GIVEN PROBLEM: Pull each line holding "true" out of the entries below.

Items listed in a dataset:
_ _ _ _ _ _ _
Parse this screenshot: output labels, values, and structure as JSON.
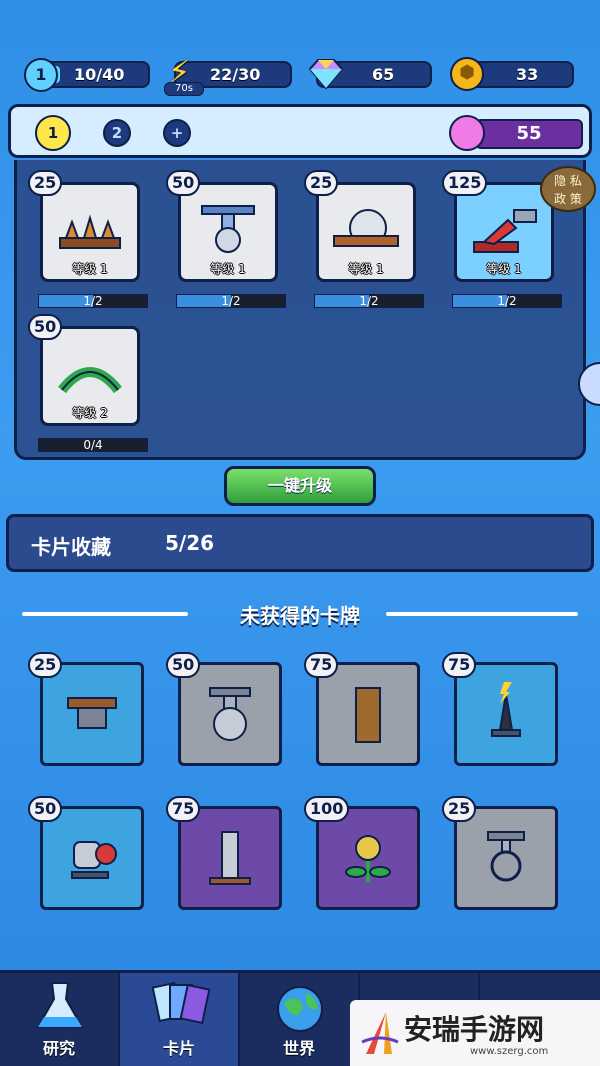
{
  "resources": {
    "lives": "10/40",
    "lives_badge": "1",
    "energy": "22/30",
    "energy_timer": "70s",
    "gems": "65",
    "coins": "33"
  },
  "slots": {
    "tabs": [
      "1",
      "2",
      "+"
    ],
    "potion_count": "55"
  },
  "privacy_button": "隐 私\n政 策",
  "deck_cards": [
    {
      "cost": "25",
      "level": "等级 1",
      "progress": "1/2",
      "progress_fraction": 0.5
    },
    {
      "cost": "50",
      "level": "等级 1",
      "progress": "1/2",
      "progress_fraction": 0.5
    },
    {
      "cost": "25",
      "level": "等级 1",
      "progress": "1/2",
      "progress_fraction": 0.5
    },
    {
      "cost": "125",
      "level": "等级 1",
      "progress": "1/2",
      "progress_fraction": 0.5
    },
    {
      "cost": "50",
      "level": "等级 2",
      "progress": "0/4",
      "progress_fraction": 0
    }
  ],
  "upgrade_all_label": "一键升级",
  "collection": {
    "label": "卡片收藏",
    "count": "5/26"
  },
  "locked_section_title": "未获得的卡牌",
  "locked_cards": [
    {
      "cost": "25"
    },
    {
      "cost": "50"
    },
    {
      "cost": "75"
    },
    {
      "cost": "75"
    },
    {
      "cost": "50"
    },
    {
      "cost": "75"
    },
    {
      "cost": "100"
    },
    {
      "cost": "25"
    }
  ],
  "nav": [
    "研究",
    "卡片",
    "世界"
  ],
  "watermark": {
    "title": "安瑞手游网",
    "url": "www.szerg.com"
  },
  "colors": {
    "accent_green": "#2f9e3c",
    "panel_dark": "#0e1f49",
    "potion_purple": "#6b2fa0"
  }
}
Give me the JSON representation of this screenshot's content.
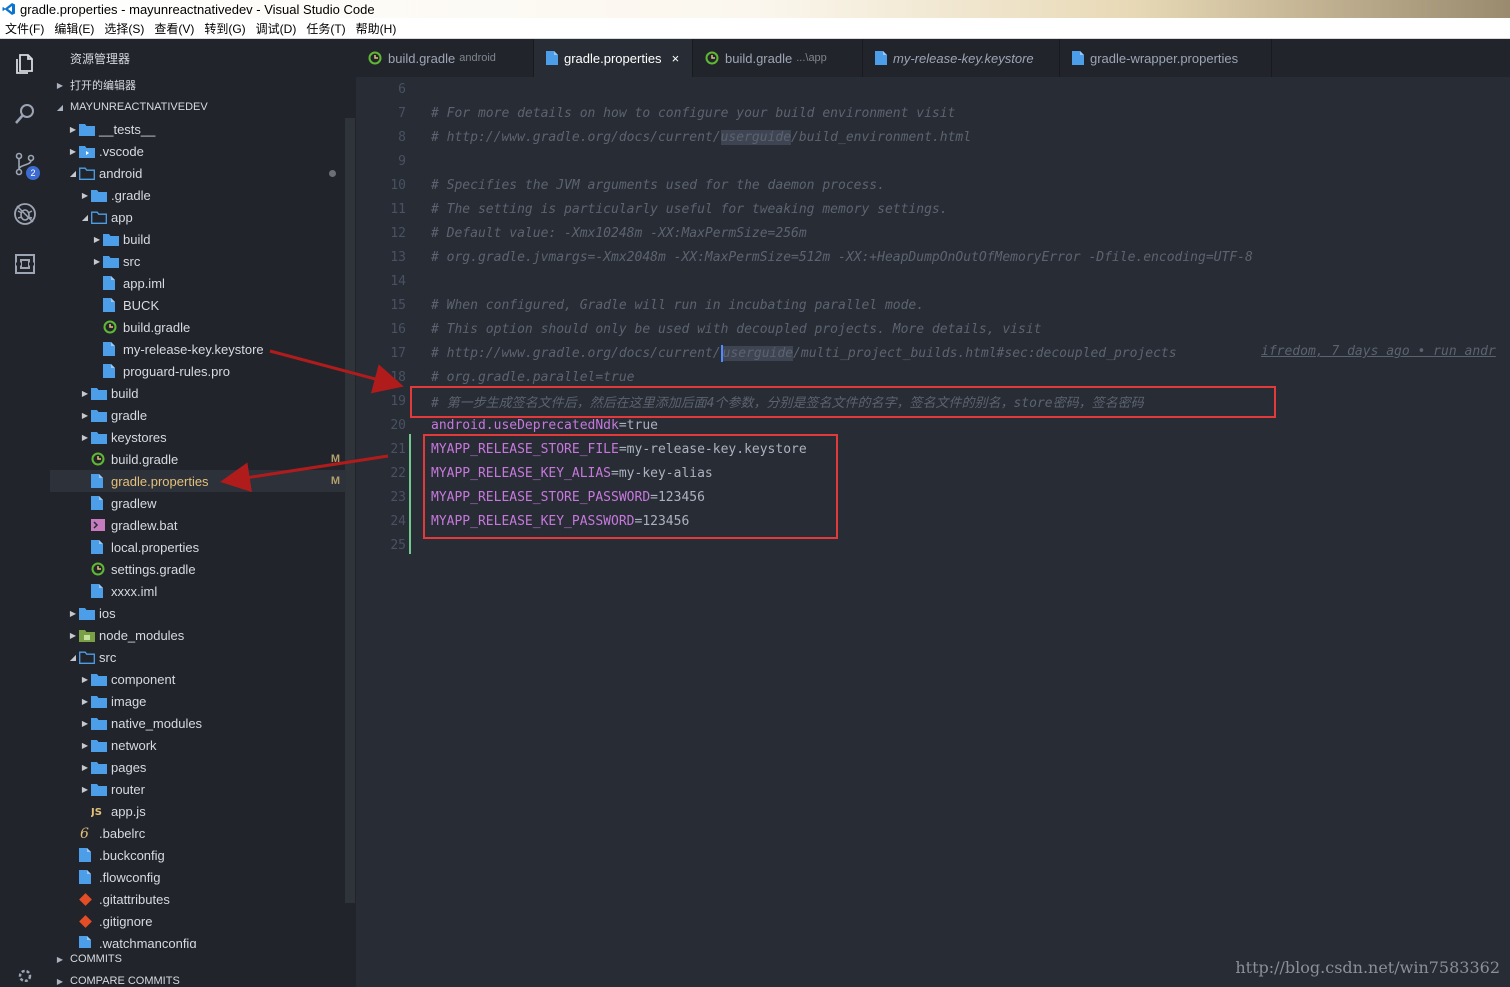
{
  "window": {
    "title": "gradle.properties - mayunreactnativedev - Visual Studio Code"
  },
  "menu": [
    "文件(F)",
    "编辑(E)",
    "选择(S)",
    "查看(V)",
    "转到(G)",
    "调试(D)",
    "任务(T)",
    "帮助(H)"
  ],
  "activity": {
    "scm_badge": "2"
  },
  "sidebar": {
    "title": "资源管理器",
    "open_editors": "打开的编辑器",
    "project": "MAYUNREACTNATIVEDEV",
    "commits": "COMMITS",
    "compare": "COMPARE COMMITS"
  },
  "tree": [
    {
      "label": "__tests__",
      "depth": 0,
      "type": "folder",
      "open": false
    },
    {
      "label": ".vscode",
      "depth": 0,
      "type": "folder-vscode",
      "open": false
    },
    {
      "label": "android",
      "depth": 0,
      "type": "folder-open",
      "open": true,
      "dot": true
    },
    {
      "label": ".gradle",
      "depth": 1,
      "type": "folder",
      "open": false
    },
    {
      "label": "app",
      "depth": 1,
      "type": "folder-open",
      "open": true
    },
    {
      "label": "build",
      "depth": 2,
      "type": "folder",
      "open": false
    },
    {
      "label": "src",
      "depth": 2,
      "type": "folder",
      "open": false
    },
    {
      "label": "app.iml",
      "depth": 2,
      "type": "file"
    },
    {
      "label": "BUCK",
      "depth": 2,
      "type": "file"
    },
    {
      "label": "build.gradle",
      "depth": 2,
      "type": "gradle"
    },
    {
      "label": "my-release-key.keystore",
      "depth": 2,
      "type": "file"
    },
    {
      "label": "proguard-rules.pro",
      "depth": 2,
      "type": "file"
    },
    {
      "label": "build",
      "depth": 1,
      "type": "folder",
      "open": false
    },
    {
      "label": "gradle",
      "depth": 1,
      "type": "folder",
      "open": false
    },
    {
      "label": "keystores",
      "depth": 1,
      "type": "folder",
      "open": false
    },
    {
      "label": "build.gradle",
      "depth": 1,
      "type": "gradle",
      "git": "M"
    },
    {
      "label": "gradle.properties",
      "depth": 1,
      "type": "file",
      "git": "M",
      "selected": true
    },
    {
      "label": "gradlew",
      "depth": 1,
      "type": "file"
    },
    {
      "label": "gradlew.bat",
      "depth": 1,
      "type": "terminal"
    },
    {
      "label": "local.properties",
      "depth": 1,
      "type": "file"
    },
    {
      "label": "settings.gradle",
      "depth": 1,
      "type": "gradle"
    },
    {
      "label": "xxxx.iml",
      "depth": 1,
      "type": "file"
    },
    {
      "label": "ios",
      "depth": 0,
      "type": "folder",
      "open": false
    },
    {
      "label": "node_modules",
      "depth": 0,
      "type": "folder-node",
      "open": false
    },
    {
      "label": "src",
      "depth": 0,
      "type": "folder-open",
      "open": true
    },
    {
      "label": "component",
      "depth": 1,
      "type": "folder",
      "open": false
    },
    {
      "label": "image",
      "depth": 1,
      "type": "folder",
      "open": false
    },
    {
      "label": "native_modules",
      "depth": 1,
      "type": "folder",
      "open": false
    },
    {
      "label": "network",
      "depth": 1,
      "type": "folder",
      "open": false
    },
    {
      "label": "pages",
      "depth": 1,
      "type": "folder",
      "open": false
    },
    {
      "label": "router",
      "depth": 1,
      "type": "folder",
      "open": false
    },
    {
      "label": "app.js",
      "depth": 1,
      "type": "js"
    },
    {
      "label": ".babelrc",
      "depth": 0,
      "type": "babel"
    },
    {
      "label": ".buckconfig",
      "depth": 0,
      "type": "file"
    },
    {
      "label": ".flowconfig",
      "depth": 0,
      "type": "file"
    },
    {
      "label": ".gitattributes",
      "depth": 0,
      "type": "git"
    },
    {
      "label": ".gitignore",
      "depth": 0,
      "type": "git"
    },
    {
      "label": ".watchmanconfig",
      "depth": 0,
      "type": "file"
    }
  ],
  "tabs": [
    {
      "label": "build.gradle",
      "desc": "android",
      "icon": "gradle-icon"
    },
    {
      "label": "gradle.properties",
      "desc": "",
      "icon": "file-icon",
      "active": true,
      "close": "×"
    },
    {
      "label": "build.gradle",
      "desc": "...\\app",
      "icon": "gradle-icon"
    },
    {
      "label": "my-release-key.keystore",
      "desc": "",
      "icon": "file-icon",
      "italic": true
    },
    {
      "label": "gradle-wrapper.properties",
      "desc": "",
      "icon": "file-icon"
    }
  ],
  "editor": {
    "lines": [
      {
        "n": "6",
        "parts": []
      },
      {
        "n": "7",
        "parts": [
          {
            "t": "# For more details on how to configure your build environment visit",
            "c": "cmt"
          }
        ]
      },
      {
        "n": "8",
        "parts": [
          {
            "t": "# ",
            "c": "cmt"
          },
          {
            "t": "http://www.gradle.org/docs/current/",
            "c": "cmt url"
          },
          {
            "t": "userguide",
            "c": "cmt url hl"
          },
          {
            "t": "/build_environment.html",
            "c": "cmt url"
          }
        ]
      },
      {
        "n": "9",
        "parts": []
      },
      {
        "n": "10",
        "parts": [
          {
            "t": "# Specifies the JVM arguments used for the daemon process.",
            "c": "cmt"
          }
        ]
      },
      {
        "n": "11",
        "parts": [
          {
            "t": "# The setting is particularly useful for tweaking memory settings.",
            "c": "cmt"
          }
        ]
      },
      {
        "n": "12",
        "parts": [
          {
            "t": "# Default value: -Xmx10248m -XX:MaxPermSize=256m",
            "c": "cmt"
          }
        ]
      },
      {
        "n": "13",
        "parts": [
          {
            "t": "# org.gradle.jvmargs=-Xmx2048m -XX:MaxPermSize=512m -XX:+HeapDumpOnOutOfMemoryError -Dfile.encoding=UTF-8",
            "c": "cmt"
          }
        ]
      },
      {
        "n": "14",
        "parts": []
      },
      {
        "n": "15",
        "parts": [
          {
            "t": "# When configured, Gradle will run in incubating parallel mode.",
            "c": "cmt"
          }
        ]
      },
      {
        "n": "16",
        "parts": [
          {
            "t": "# This option should only be used with decoupled projects. More details, visit",
            "c": "cmt"
          }
        ]
      },
      {
        "n": "17",
        "parts": [
          {
            "t": "# ",
            "c": "cmt"
          },
          {
            "t": "http://www.gradle.org/docs/current/",
            "c": "cmt url"
          },
          {
            "t": "|",
            "c": "cursor"
          },
          {
            "t": "userguide",
            "c": "cmt url hl"
          },
          {
            "t": "/multi_project_builds.html#sec:decoupled_projects",
            "c": "cmt url"
          }
        ]
      },
      {
        "n": "18",
        "parts": [
          {
            "t": "# org.gradle.parallel=true",
            "c": "cmt"
          }
        ]
      },
      {
        "n": "19",
        "parts": [
          {
            "t": "# 第一步生成签名文件后，然后在这里添加后面4个参数，分别是签名文件的名字，签名文件的别名，store密码，签名密码",
            "c": "cmt"
          }
        ]
      },
      {
        "n": "20",
        "parts": [
          {
            "t": "android.useDeprecatedNdk",
            "c": "key-purple"
          },
          {
            "t": "=true",
            "c": "val"
          }
        ]
      },
      {
        "n": "21",
        "parts": [
          {
            "t": "MYAPP_RELEASE_STORE_FILE",
            "c": "key-purple"
          },
          {
            "t": "=my-release-key.keystore",
            "c": "val"
          }
        ]
      },
      {
        "n": "22",
        "parts": [
          {
            "t": "MYAPP_RELEASE_KEY_ALIAS",
            "c": "key-purple"
          },
          {
            "t": "=my-key-alias",
            "c": "val"
          }
        ]
      },
      {
        "n": "23",
        "parts": [
          {
            "t": "MYAPP_RELEASE_STORE_PASSWORD",
            "c": "key-purple"
          },
          {
            "t": "=123456",
            "c": "val"
          }
        ]
      },
      {
        "n": "24",
        "parts": [
          {
            "t": "MYAPP_RELEASE_KEY_PASSWORD",
            "c": "key-purple"
          },
          {
            "t": "=123456",
            "c": "val"
          }
        ]
      },
      {
        "n": "25",
        "parts": []
      }
    ],
    "blame": "ifredom, 7 days ago • run andr"
  },
  "watermark": "http://blog.csdn.net/win7583362",
  "colors": {
    "annotation": "#e2393a",
    "folder": "#4d9ee8",
    "gradle": "#5fb832",
    "file": "#4d9ee8",
    "git": "#e44d26",
    "modified": "#b1a06b"
  }
}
_ _ _ _ _ _ _
RESULT FOR THIS EXERCISE:
      "open": true,
      "dot": true
      "open": true
      "selected": true
      "open": true
      "active": true,
      "italic": true
            "t": "# org.gradle.parallel=true",
            "t": "=true",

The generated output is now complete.